» Exercise directions
From the listing below, pull out every line from the very first one through the line that contains "staticText: Fri May", and reproduce them unchanged.

» Provided records
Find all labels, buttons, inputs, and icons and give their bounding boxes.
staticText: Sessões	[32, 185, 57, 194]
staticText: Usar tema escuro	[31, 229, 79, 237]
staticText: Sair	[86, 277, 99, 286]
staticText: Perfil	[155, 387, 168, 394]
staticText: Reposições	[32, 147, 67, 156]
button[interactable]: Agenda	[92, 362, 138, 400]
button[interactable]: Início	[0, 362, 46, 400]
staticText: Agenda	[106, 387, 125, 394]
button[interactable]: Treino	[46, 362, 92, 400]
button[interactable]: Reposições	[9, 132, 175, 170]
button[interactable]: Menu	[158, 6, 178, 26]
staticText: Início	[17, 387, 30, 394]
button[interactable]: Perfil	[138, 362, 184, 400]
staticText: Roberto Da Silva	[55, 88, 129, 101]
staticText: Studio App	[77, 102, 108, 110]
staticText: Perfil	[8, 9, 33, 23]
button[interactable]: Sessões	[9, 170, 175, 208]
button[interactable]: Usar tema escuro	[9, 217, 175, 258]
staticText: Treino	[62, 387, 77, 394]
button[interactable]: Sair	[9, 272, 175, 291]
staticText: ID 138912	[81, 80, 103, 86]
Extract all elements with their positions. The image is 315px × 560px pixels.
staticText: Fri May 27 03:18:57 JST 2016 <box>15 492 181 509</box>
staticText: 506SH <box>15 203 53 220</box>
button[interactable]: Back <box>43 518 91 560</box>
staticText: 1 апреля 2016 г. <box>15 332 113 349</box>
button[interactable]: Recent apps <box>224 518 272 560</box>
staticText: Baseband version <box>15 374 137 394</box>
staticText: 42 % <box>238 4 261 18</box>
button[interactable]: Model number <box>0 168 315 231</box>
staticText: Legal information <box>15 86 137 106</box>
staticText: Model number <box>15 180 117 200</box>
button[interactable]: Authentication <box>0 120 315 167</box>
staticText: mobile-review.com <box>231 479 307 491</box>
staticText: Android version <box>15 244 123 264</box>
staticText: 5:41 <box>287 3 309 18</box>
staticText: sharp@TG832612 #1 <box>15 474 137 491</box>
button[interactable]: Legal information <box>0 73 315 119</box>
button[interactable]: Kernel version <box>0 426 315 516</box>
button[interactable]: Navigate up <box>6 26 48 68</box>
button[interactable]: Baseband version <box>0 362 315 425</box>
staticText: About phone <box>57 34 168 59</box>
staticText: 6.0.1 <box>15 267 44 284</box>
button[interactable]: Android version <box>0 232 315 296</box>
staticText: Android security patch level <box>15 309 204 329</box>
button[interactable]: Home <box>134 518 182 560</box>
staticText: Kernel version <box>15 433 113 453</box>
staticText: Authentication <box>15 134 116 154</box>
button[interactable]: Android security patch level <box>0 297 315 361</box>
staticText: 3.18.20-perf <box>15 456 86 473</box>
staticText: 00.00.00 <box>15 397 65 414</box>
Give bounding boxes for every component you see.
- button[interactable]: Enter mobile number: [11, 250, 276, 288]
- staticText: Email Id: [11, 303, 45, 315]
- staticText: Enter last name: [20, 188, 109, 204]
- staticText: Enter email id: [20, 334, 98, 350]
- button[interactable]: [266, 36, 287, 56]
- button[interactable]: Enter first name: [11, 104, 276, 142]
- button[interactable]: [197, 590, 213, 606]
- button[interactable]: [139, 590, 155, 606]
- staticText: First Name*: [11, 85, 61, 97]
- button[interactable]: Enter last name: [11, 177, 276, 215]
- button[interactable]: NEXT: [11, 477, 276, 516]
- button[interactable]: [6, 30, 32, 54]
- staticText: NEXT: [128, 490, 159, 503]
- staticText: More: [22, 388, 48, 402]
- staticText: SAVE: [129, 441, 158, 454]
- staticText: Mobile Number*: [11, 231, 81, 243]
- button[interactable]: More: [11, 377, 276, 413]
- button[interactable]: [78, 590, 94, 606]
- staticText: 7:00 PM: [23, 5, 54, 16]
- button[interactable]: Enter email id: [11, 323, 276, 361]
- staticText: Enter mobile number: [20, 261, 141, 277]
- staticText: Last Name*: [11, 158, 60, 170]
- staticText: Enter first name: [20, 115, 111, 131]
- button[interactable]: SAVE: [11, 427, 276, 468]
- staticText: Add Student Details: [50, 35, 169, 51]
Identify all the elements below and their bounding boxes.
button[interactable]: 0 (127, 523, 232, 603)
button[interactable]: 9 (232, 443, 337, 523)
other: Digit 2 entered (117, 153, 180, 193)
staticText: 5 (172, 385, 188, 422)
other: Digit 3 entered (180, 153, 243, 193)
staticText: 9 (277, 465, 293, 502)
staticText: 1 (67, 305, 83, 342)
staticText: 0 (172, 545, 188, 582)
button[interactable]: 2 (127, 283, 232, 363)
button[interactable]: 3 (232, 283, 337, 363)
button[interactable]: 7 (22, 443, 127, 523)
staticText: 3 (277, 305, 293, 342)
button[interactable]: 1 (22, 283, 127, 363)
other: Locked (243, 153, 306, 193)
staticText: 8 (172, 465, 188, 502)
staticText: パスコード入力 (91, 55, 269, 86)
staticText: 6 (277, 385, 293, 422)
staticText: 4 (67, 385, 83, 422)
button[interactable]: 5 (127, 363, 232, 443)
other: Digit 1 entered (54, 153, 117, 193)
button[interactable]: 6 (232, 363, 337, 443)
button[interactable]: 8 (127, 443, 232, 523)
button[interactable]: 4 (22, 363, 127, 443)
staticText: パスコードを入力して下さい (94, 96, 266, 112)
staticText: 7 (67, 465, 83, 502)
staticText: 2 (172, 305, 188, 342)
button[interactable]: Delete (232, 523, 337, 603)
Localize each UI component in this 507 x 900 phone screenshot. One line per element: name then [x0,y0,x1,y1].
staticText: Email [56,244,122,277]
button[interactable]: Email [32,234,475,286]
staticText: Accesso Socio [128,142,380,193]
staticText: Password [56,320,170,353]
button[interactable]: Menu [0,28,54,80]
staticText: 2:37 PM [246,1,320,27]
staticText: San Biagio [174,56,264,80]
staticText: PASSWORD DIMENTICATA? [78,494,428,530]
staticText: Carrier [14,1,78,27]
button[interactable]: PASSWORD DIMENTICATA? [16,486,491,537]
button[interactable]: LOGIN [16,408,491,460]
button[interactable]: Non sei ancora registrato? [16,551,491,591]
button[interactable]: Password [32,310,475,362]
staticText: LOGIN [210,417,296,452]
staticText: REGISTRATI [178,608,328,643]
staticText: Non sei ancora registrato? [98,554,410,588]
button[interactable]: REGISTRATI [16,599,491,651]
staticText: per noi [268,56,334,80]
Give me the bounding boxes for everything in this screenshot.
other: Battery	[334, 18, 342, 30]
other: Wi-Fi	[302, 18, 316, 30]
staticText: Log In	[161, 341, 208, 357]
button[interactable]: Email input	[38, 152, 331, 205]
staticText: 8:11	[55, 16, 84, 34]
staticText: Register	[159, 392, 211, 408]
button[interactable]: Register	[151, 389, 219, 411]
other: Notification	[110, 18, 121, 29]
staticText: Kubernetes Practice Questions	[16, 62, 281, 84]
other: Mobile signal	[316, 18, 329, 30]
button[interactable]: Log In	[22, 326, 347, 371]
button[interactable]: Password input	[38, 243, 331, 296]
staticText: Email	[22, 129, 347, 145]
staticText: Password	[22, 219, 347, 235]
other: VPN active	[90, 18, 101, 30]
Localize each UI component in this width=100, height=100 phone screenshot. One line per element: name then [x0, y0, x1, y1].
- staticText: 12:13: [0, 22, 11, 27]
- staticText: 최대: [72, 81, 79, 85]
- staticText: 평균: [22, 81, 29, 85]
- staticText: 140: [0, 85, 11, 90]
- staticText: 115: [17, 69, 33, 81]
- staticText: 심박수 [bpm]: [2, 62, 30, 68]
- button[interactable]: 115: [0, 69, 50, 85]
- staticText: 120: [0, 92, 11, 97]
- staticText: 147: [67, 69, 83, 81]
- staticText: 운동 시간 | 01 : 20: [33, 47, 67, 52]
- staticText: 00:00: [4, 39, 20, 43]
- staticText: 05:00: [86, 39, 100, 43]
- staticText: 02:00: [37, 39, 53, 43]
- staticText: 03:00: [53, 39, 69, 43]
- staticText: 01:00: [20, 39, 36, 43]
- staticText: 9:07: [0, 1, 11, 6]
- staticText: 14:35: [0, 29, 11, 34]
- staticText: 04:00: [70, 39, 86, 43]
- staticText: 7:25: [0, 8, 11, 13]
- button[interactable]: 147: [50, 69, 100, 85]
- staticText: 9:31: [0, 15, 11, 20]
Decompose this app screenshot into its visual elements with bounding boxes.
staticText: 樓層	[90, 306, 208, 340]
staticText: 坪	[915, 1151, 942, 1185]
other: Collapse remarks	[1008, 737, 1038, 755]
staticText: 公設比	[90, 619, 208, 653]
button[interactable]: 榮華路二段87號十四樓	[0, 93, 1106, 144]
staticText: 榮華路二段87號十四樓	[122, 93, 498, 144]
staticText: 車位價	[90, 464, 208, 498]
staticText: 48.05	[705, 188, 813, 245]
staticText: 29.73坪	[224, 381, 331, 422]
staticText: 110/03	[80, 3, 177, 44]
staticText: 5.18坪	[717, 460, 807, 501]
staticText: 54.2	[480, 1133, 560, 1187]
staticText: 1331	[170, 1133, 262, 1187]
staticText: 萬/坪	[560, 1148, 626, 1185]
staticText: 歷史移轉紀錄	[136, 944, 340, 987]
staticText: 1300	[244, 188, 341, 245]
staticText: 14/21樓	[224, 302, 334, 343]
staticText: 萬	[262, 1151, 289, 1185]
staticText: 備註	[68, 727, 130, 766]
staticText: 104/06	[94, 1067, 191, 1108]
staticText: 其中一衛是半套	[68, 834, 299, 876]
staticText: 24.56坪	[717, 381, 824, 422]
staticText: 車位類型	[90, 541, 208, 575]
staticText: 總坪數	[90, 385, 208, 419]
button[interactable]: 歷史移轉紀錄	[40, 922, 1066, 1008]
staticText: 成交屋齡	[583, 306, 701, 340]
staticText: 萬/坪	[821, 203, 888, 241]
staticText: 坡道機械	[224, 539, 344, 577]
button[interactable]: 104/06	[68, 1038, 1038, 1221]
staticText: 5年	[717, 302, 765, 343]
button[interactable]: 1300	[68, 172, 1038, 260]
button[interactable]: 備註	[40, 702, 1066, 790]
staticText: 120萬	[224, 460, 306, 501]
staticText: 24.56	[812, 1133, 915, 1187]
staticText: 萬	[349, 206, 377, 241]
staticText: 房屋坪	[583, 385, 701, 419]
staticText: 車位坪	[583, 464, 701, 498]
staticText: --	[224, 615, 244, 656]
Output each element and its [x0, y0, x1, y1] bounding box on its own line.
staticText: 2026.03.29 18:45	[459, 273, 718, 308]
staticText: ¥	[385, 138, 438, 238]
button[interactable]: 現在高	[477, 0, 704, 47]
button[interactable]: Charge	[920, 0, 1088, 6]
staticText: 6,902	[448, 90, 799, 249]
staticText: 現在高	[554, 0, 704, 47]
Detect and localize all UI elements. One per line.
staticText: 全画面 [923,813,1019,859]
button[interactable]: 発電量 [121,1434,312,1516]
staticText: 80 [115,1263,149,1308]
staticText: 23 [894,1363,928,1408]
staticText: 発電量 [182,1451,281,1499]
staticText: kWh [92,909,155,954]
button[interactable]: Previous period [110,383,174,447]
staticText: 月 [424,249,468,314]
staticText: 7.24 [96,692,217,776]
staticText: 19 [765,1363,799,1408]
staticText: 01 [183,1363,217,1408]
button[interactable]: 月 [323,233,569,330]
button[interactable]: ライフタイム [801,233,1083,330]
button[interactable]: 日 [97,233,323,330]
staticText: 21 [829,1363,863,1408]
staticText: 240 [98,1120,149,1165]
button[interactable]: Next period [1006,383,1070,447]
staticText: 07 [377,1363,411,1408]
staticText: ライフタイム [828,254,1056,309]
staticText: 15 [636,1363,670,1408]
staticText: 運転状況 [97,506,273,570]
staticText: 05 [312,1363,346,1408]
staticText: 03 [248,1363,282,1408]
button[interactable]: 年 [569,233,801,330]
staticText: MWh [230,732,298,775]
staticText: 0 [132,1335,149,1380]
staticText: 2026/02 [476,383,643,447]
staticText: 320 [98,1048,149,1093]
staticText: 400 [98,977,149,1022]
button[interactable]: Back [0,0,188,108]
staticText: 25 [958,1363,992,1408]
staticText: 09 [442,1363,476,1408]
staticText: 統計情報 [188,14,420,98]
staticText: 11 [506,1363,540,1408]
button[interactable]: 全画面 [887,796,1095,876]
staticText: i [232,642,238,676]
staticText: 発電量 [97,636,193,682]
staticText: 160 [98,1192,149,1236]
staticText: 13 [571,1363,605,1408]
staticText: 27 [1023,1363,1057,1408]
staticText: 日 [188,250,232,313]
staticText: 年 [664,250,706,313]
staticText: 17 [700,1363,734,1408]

» Exercise solution
Find all labels, buttons, inputs, and icons and give their bounding boxes.
staticText: Sessões	[32, 185, 57, 194]
staticText: Usar tema escuro	[31, 229, 79, 237]
staticText: Sair	[86, 277, 99, 286]
staticText: Perfil	[155, 387, 168, 394]
staticText: Reposições	[32, 147, 67, 156]
button[interactable]: Agenda	[92, 362, 138, 400]
button[interactable]: Início	[0, 362, 46, 400]
staticText: Agenda	[106, 387, 125, 394]
button[interactable]: Treino	[46, 362, 92, 400]
button[interactable]: Reposições	[9, 132, 175, 170]
button[interactable]: Menu	[158, 6, 178, 26]
staticText: Início	[17, 387, 30, 394]
button[interactable]: Perfil	[138, 362, 184, 400]
staticText: Roberto Da Silva	[55, 88, 129, 101]
staticText: Studio App	[77, 102, 108, 110]
staticText: Perfil	[8, 9, 33, 23]
button[interactable]: Sessões	[9, 170, 175, 208]
button[interactable]: Usar tema escuro	[9, 217, 175, 258]
staticText: Treino	[62, 387, 77, 394]
button[interactable]: Sair	[9, 272, 175, 291]
staticText: ID 138912	[81, 80, 103, 86]
Extract all elements with their positions. The image is 315px × 560px pixels.
staticText: Fri May 27 03:18:57 JST 2016 <box>15 492 181 509</box>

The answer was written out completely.